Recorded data
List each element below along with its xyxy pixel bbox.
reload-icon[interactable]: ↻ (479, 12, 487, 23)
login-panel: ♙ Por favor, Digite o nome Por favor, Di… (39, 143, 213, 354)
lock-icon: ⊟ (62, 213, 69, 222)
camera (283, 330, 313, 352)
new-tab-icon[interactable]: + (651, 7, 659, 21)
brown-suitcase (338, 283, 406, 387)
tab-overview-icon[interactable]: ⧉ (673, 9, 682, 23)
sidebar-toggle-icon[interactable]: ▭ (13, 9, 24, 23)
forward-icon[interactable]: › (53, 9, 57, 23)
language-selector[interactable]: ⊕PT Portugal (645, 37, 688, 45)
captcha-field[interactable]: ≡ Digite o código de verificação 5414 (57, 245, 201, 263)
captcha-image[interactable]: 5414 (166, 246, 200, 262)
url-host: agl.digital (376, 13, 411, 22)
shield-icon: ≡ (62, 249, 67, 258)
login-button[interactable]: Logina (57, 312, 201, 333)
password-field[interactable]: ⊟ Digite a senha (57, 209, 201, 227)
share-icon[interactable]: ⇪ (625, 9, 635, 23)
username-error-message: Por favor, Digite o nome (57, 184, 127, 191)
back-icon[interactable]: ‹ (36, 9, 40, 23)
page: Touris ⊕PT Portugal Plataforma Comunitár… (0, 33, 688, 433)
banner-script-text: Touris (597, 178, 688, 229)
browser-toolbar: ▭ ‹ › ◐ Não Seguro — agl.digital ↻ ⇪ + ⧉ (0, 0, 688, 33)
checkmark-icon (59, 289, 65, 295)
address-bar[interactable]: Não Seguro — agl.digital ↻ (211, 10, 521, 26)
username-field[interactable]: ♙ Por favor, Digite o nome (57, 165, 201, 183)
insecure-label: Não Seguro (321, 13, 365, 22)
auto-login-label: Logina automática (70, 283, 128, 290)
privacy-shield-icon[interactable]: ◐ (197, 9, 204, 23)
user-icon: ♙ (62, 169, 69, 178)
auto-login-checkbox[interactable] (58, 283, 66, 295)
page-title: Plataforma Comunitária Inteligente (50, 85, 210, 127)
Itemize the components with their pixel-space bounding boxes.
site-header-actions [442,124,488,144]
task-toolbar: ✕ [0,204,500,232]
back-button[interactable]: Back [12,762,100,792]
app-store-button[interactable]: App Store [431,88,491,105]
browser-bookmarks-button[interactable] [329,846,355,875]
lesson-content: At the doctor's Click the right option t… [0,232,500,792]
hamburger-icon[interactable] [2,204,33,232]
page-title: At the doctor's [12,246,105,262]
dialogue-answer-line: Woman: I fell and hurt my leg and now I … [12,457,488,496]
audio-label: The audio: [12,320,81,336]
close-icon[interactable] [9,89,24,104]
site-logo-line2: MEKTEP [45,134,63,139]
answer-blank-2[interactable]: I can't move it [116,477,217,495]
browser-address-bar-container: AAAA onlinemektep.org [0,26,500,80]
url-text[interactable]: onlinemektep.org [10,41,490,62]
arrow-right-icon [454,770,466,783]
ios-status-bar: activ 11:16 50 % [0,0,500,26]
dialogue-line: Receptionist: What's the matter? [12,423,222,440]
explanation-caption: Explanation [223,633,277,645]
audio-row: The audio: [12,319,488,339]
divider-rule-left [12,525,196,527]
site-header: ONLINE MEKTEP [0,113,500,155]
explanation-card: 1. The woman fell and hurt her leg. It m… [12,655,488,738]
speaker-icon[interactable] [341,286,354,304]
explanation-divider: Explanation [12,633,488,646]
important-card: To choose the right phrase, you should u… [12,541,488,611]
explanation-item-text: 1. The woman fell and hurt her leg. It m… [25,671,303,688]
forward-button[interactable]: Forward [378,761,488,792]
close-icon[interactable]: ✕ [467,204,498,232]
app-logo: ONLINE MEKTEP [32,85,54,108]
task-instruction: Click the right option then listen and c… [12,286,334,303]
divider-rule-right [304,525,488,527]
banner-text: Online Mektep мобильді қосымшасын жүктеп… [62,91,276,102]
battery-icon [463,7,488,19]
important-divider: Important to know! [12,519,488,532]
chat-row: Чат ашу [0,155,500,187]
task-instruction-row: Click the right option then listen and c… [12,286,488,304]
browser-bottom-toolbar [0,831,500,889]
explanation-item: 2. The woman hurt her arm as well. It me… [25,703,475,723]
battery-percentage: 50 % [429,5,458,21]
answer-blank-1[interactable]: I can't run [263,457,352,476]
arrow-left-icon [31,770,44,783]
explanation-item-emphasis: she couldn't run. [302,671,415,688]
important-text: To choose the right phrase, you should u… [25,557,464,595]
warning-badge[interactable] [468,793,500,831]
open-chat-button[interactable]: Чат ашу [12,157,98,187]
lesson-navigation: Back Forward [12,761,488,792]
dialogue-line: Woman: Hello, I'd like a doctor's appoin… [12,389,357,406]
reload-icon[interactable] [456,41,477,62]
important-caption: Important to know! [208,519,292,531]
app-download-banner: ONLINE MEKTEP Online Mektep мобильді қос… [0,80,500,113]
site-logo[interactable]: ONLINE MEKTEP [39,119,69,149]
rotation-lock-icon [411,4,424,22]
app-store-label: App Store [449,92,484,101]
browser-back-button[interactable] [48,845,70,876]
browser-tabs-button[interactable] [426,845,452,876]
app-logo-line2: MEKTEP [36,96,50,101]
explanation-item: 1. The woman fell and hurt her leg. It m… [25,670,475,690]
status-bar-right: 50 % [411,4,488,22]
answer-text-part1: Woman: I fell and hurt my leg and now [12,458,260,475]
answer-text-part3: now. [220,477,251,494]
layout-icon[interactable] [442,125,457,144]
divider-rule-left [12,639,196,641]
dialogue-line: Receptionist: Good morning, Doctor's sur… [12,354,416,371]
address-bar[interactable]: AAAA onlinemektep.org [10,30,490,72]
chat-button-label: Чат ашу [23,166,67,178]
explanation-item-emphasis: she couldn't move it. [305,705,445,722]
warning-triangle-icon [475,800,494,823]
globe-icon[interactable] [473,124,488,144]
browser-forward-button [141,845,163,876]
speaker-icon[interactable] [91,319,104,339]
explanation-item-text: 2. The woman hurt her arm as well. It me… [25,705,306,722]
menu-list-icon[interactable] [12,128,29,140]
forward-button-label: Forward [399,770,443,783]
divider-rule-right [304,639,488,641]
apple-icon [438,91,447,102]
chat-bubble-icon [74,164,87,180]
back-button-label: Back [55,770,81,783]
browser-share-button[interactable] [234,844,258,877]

**Goal:**
Print the lines of the records from the very beginning through the line containing "language-selector[interactable]: ⊕PT Portugal", including both the first line and that line.

**Completed task:**
List each element below along with its xyxy pixel bbox.
reload-icon[interactable]: ↻ (479, 12, 487, 23)
login-panel: ♙ Por favor, Digite o nome Por favor, Di… (39, 143, 213, 354)
lock-icon: ⊟ (62, 213, 69, 222)
camera (283, 330, 313, 352)
new-tab-icon[interactable]: + (651, 7, 659, 21)
brown-suitcase (338, 283, 406, 387)
tab-overview-icon[interactable]: ⧉ (673, 9, 682, 23)
sidebar-toggle-icon[interactable]: ▭ (13, 9, 24, 23)
forward-icon[interactable]: › (53, 9, 57, 23)
language-selector[interactable]: ⊕PT Portugal (645, 37, 688, 45)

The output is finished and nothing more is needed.